TASK
Find the lines of data that contain the string "ByteDance", then list them.

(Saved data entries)

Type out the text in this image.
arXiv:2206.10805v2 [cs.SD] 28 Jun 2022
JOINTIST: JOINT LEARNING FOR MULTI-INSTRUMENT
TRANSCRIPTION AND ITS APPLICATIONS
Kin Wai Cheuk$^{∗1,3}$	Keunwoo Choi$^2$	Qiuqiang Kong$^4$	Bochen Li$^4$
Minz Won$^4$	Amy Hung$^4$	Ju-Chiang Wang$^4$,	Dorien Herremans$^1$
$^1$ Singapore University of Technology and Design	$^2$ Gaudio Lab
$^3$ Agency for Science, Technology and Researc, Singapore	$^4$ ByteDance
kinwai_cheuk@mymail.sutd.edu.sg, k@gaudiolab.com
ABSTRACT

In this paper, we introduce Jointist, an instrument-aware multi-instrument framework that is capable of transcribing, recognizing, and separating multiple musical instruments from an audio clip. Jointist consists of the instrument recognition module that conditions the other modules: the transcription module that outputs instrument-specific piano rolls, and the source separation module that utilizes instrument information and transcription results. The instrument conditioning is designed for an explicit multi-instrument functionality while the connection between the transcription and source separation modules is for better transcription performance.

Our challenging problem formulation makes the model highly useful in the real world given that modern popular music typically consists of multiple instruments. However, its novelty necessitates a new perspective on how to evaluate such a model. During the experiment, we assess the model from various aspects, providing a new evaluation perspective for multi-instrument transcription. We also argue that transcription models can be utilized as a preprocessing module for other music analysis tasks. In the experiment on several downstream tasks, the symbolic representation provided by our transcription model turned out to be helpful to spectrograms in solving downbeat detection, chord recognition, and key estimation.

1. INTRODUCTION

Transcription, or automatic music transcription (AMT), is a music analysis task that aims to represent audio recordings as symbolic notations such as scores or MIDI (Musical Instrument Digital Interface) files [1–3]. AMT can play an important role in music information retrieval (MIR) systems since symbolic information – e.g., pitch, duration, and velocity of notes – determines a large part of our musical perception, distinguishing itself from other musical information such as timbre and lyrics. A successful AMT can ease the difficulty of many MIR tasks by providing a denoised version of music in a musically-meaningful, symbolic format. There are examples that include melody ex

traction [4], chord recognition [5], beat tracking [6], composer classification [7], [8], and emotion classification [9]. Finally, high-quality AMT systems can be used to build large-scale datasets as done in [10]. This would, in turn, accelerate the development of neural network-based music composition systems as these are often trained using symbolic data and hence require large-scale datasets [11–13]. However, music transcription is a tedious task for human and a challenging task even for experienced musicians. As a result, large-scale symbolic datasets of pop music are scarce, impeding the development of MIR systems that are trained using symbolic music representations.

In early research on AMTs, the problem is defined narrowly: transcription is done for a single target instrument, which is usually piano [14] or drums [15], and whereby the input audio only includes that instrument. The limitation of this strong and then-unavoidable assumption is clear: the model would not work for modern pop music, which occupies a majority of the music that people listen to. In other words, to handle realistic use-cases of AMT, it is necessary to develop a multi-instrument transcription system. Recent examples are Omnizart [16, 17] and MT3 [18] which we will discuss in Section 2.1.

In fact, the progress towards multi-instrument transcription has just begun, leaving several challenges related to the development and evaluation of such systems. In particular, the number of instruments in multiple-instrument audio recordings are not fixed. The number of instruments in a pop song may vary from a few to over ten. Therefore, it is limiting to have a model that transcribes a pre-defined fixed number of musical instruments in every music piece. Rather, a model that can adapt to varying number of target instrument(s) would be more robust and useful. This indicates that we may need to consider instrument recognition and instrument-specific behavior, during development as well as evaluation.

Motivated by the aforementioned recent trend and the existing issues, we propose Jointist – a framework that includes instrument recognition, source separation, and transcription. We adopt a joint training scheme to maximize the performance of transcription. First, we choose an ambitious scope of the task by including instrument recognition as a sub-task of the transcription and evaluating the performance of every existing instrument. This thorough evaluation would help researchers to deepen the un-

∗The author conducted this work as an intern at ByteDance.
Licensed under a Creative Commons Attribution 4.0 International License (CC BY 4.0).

TASK OUTPUT
$^3$ Agency for Science, Technology and Researc, Singapore	$^4$ ByteDance
∗The author conducted this work as an intern at ByteDance.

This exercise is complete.